§ **Challenge**: Without the pictures, return all of the material exactly as written.

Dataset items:

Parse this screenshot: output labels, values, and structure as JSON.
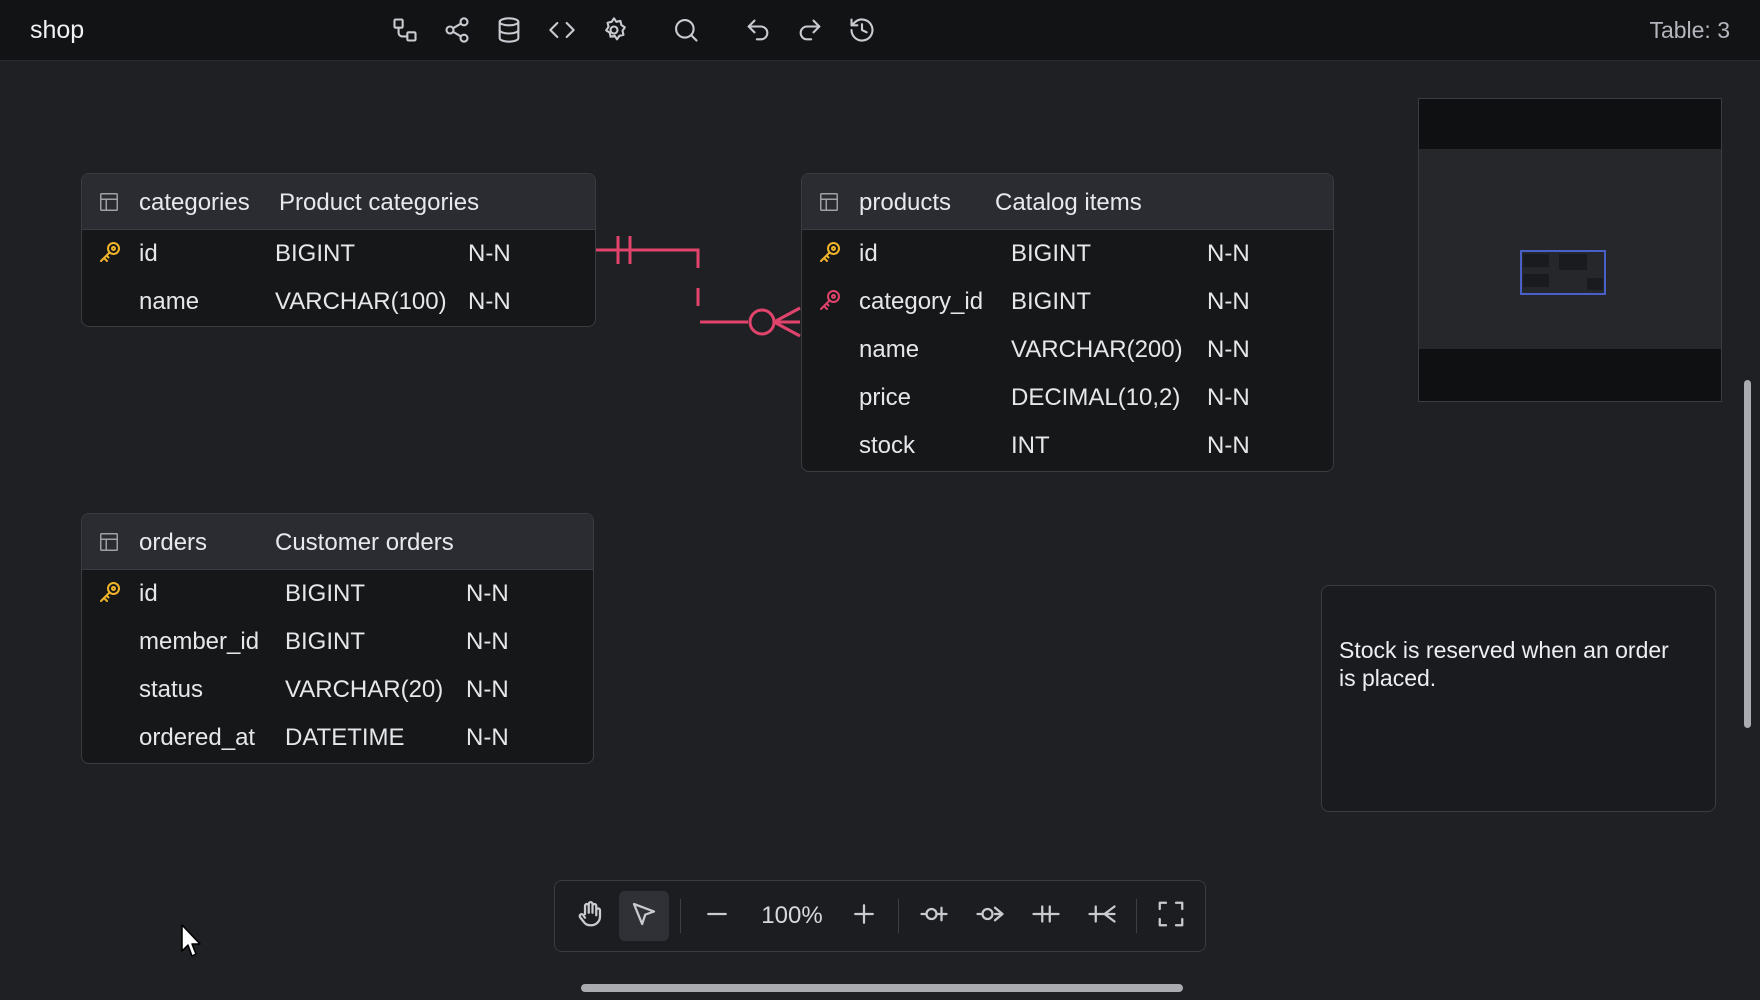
{
  "app": {
    "title": "shop",
    "table_count": "Table: 3"
  },
  "toolbar": {
    "icons": [
      "relations-icon",
      "share-icon",
      "database-icon",
      "code-icon",
      "settings-icon",
      "search-icon",
      "undo-icon",
      "redo-icon",
      "history-icon"
    ]
  },
  "tables": {
    "categories": {
      "name": "categories",
      "comment": "Product categories",
      "columns": [
        {
          "name": "id",
          "type": "BIGINT",
          "nullable": "N-N",
          "key": "primary"
        },
        {
          "name": "name",
          "type": "VARCHAR(100)",
          "nullable": "N-N",
          "key": ""
        }
      ]
    },
    "products": {
      "name": "products",
      "comment": "Catalog items",
      "columns": [
        {
          "name": "id",
          "type": "BIGINT",
          "nullable": "N-N",
          "key": "primary"
        },
        {
          "name": "category_id",
          "type": "BIGINT",
          "nullable": "N-N",
          "key": "foreign"
        },
        {
          "name": "name",
          "type": "VARCHAR(200)",
          "nullable": "N-N",
          "key": ""
        },
        {
          "name": "price",
          "type": "DECIMAL(10,2)",
          "nullable": "N-N",
          "key": ""
        },
        {
          "name": "stock",
          "type": "INT",
          "nullable": "N-N",
          "key": ""
        }
      ]
    },
    "orders": {
      "name": "orders",
      "comment": "Customer orders",
      "columns": [
        {
          "name": "id",
          "type": "BIGINT",
          "nullable": "N-N",
          "key": "primary"
        },
        {
          "name": "member_id",
          "type": "BIGINT",
          "nullable": "N-N",
          "key": ""
        },
        {
          "name": "status",
          "type": "VARCHAR(20)",
          "nullable": "N-N",
          "key": ""
        },
        {
          "name": "ordered_at",
          "type": "DATETIME",
          "nullable": "N-N",
          "key": ""
        }
      ]
    }
  },
  "relationship": {
    "from": "categories.id",
    "to": "products.category_id",
    "type": "one-to-zero-or-many",
    "color": "#e0436b"
  },
  "memo": {
    "text": "Stock is reserved when an order is placed."
  },
  "bottom_toolbar": {
    "zoom": "100%",
    "tools": [
      "hand-icon",
      "pointer-icon",
      "zoom-out-icon",
      "zoom-in-icon",
      "zero-one-icon",
      "zero-many-icon",
      "one-only-icon",
      "one-many-icon",
      "fullscreen-icon"
    ],
    "active_tool": "pointer"
  },
  "colors": {
    "primary_key": "#f0b429",
    "foreign_key": "#e0436b",
    "minimap_viewport": "#4a60c9"
  }
}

§ **Answer to the problem**:
Parse this screenshot: output labels, values, and structure as JSON.
{
  "app": {
    "title": "shop",
    "table_count": "Table: 3"
  },
  "toolbar": {
    "icons": [
      "relations-icon",
      "share-icon",
      "database-icon",
      "code-icon",
      "settings-icon",
      "search-icon",
      "undo-icon",
      "redo-icon",
      "history-icon"
    ]
  },
  "tables": {
    "categories": {
      "name": "categories",
      "comment": "Product categories",
      "columns": [
        {
          "name": "id",
          "type": "BIGINT",
          "nullable": "N-N",
          "key": "primary"
        },
        {
          "name": "name",
          "type": "VARCHAR(100)",
          "nullable": "N-N",
          "key": ""
        }
      ]
    },
    "products": {
      "name": "products",
      "comment": "Catalog items",
      "columns": [
        {
          "name": "id",
          "type": "BIGINT",
          "nullable": "N-N",
          "key": "primary"
        },
        {
          "name": "category_id",
          "type": "BIGINT",
          "nullable": "N-N",
          "key": "foreign"
        },
        {
          "name": "name",
          "type": "VARCHAR(200)",
          "nullable": "N-N",
          "key": ""
        },
        {
          "name": "price",
          "type": "DECIMAL(10,2)",
          "nullable": "N-N",
          "key": ""
        },
        {
          "name": "stock",
          "type": "INT",
          "nullable": "N-N",
          "key": ""
        }
      ]
    },
    "orders": {
      "name": "orders",
      "comment": "Customer orders",
      "columns": [
        {
          "name": "id",
          "type": "BIGINT",
          "nullable": "N-N",
          "key": "primary"
        },
        {
          "name": "member_id",
          "type": "BIGINT",
          "nullable": "N-N",
          "key": ""
        },
        {
          "name": "status",
          "type": "VARCHAR(20)",
          "nullable": "N-N",
          "key": ""
        },
        {
          "name": "ordered_at",
          "type": "DATETIME",
          "nullable": "N-N",
          "key": ""
        }
      ]
    }
  },
  "relationship": {
    "from": "categories.id",
    "to": "products.category_id",
    "type": "one-to-zero-or-many",
    "color": "#e0436b"
  },
  "memo": {
    "text": "Stock is reserved when an order is placed."
  },
  "bottom_toolbar": {
    "zoom": "100%",
    "tools": [
      "hand-icon",
      "pointer-icon",
      "zoom-out-icon",
      "zoom-in-icon",
      "zero-one-icon",
      "zero-many-icon",
      "one-only-icon",
      "one-many-icon",
      "fullscreen-icon"
    ],
    "active_tool": "pointer"
  },
  "colors": {
    "primary_key": "#f0b429",
    "foreign_key": "#e0436b",
    "minimap_viewport": "#4a60c9"
  }
}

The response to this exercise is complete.